**EXERCISE INSTRUCTIONS**: Isolate every line in the data with the string "name" and copy it.
************
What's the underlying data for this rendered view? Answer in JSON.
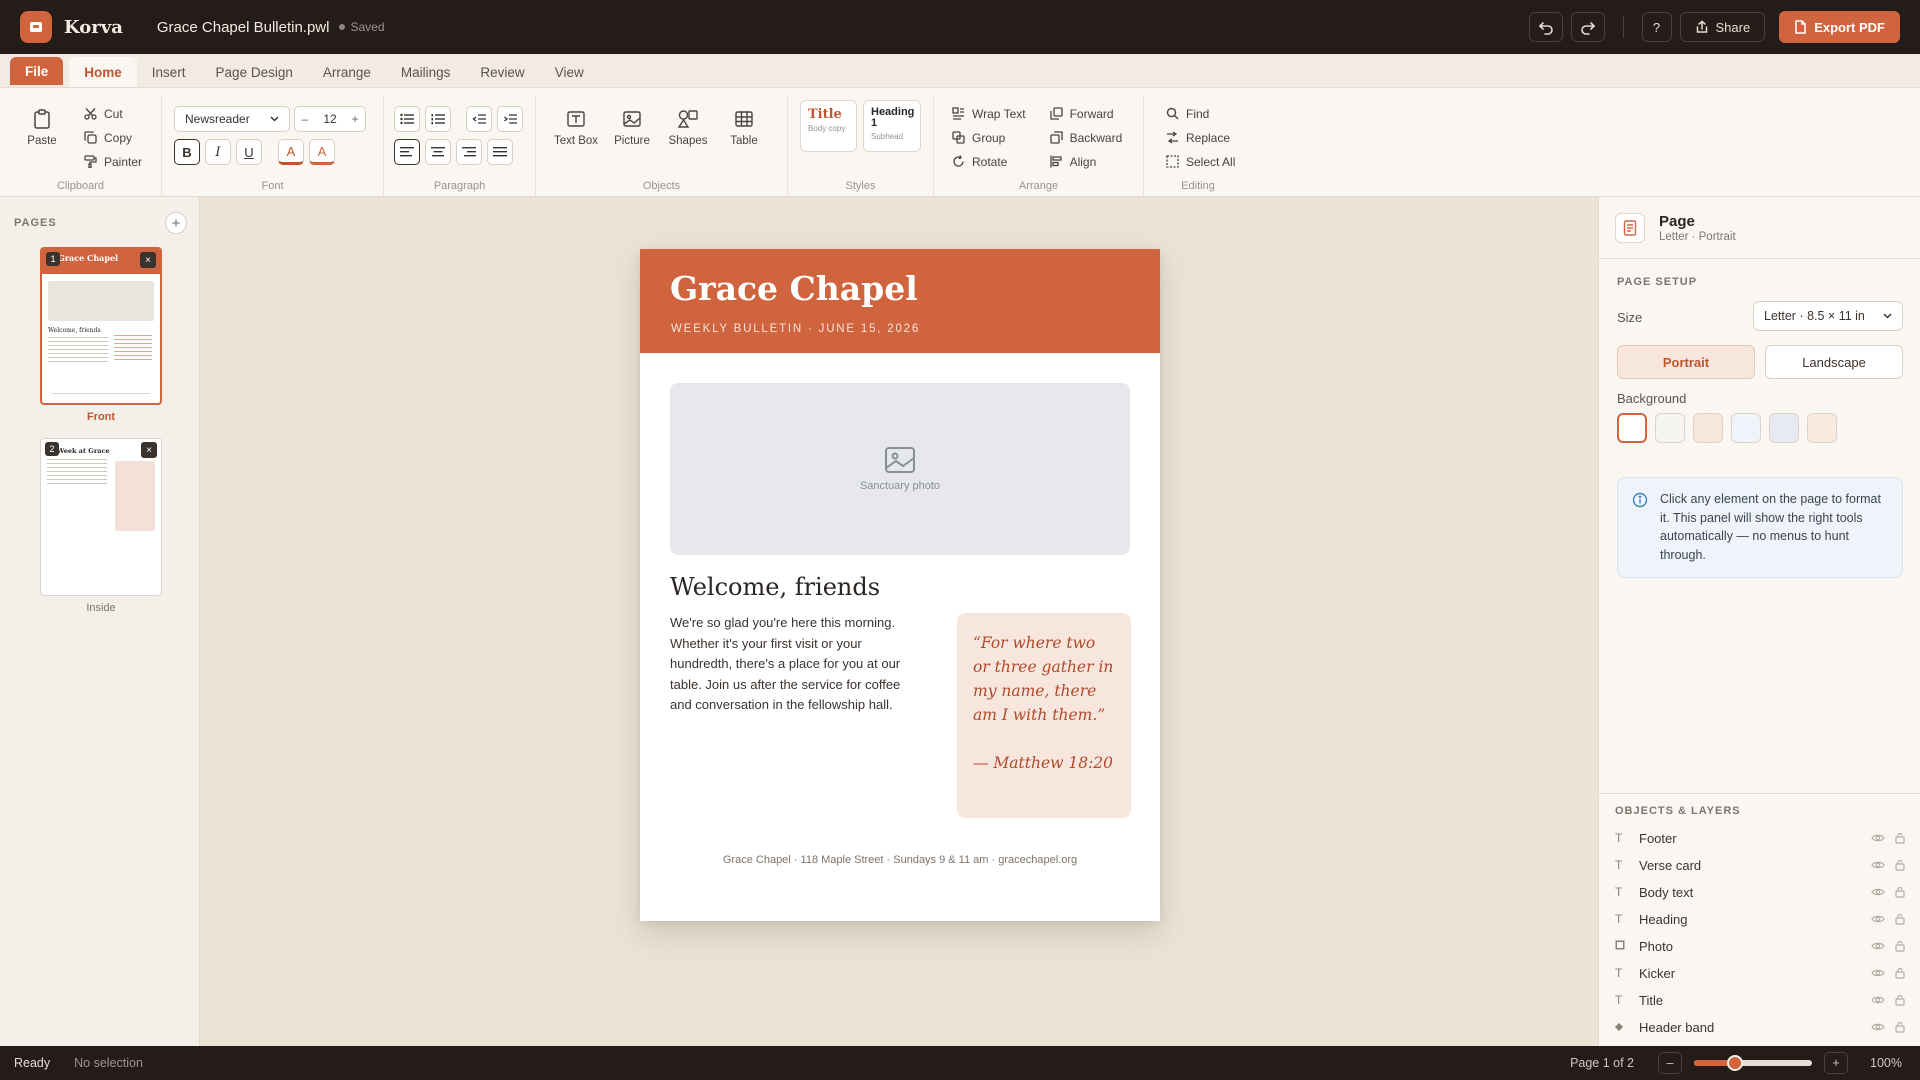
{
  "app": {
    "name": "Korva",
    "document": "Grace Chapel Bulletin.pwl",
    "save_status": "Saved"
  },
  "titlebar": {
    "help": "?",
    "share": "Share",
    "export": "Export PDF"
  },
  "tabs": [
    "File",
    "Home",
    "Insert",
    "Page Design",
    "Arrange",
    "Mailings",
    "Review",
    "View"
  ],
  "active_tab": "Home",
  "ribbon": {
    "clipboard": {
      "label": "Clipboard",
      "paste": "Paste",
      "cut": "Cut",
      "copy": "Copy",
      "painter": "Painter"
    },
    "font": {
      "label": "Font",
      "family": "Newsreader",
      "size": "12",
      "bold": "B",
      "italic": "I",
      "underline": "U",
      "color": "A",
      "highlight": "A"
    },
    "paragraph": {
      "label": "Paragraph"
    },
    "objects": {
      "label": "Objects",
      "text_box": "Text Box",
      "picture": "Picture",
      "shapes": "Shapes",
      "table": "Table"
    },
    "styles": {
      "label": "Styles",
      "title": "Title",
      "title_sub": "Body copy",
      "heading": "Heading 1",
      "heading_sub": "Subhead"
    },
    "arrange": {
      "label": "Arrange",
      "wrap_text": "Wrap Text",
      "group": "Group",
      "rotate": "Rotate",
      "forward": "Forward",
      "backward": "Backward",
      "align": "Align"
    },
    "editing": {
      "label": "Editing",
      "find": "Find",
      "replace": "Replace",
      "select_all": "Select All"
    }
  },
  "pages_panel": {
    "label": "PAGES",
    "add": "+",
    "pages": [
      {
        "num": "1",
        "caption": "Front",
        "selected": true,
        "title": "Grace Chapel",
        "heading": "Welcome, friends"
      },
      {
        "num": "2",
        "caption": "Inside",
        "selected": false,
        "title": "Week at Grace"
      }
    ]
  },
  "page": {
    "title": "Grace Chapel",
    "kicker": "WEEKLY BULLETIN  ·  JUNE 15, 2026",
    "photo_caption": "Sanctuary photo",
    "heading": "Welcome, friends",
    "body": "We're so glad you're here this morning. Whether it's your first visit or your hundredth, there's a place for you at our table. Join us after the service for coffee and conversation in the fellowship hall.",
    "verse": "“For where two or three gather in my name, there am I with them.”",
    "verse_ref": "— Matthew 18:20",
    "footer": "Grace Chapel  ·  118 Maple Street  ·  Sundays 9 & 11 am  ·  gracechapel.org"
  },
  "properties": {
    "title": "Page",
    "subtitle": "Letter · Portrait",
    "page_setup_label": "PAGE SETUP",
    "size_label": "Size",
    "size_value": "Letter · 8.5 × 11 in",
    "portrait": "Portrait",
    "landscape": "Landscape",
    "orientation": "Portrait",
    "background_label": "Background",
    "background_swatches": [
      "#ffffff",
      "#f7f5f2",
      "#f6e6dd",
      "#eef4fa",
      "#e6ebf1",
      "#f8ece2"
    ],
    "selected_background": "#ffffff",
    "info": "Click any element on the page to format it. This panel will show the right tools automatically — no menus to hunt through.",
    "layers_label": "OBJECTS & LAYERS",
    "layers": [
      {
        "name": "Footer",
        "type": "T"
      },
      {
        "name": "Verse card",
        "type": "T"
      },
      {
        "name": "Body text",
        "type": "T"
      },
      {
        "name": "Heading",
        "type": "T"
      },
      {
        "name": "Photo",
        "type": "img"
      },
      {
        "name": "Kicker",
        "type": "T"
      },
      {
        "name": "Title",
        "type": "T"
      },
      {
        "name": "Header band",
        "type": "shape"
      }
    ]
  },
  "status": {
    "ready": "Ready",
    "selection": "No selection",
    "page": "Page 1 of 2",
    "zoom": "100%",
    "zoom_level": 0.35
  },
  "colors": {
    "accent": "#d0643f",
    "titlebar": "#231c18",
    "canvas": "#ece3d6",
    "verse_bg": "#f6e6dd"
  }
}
************
**RESPONSE BELOW**:
    "name": "Korva",
    "verse": "“For where two or three gather in my name, there am I with them.”",
        "name": "Footer",
        "name": "Verse card",
        "name": "Body text",
        "name": "Heading",
        "name": "Photo",
        "name": "Kicker",
        "name": "Title",
        "name": "Header band",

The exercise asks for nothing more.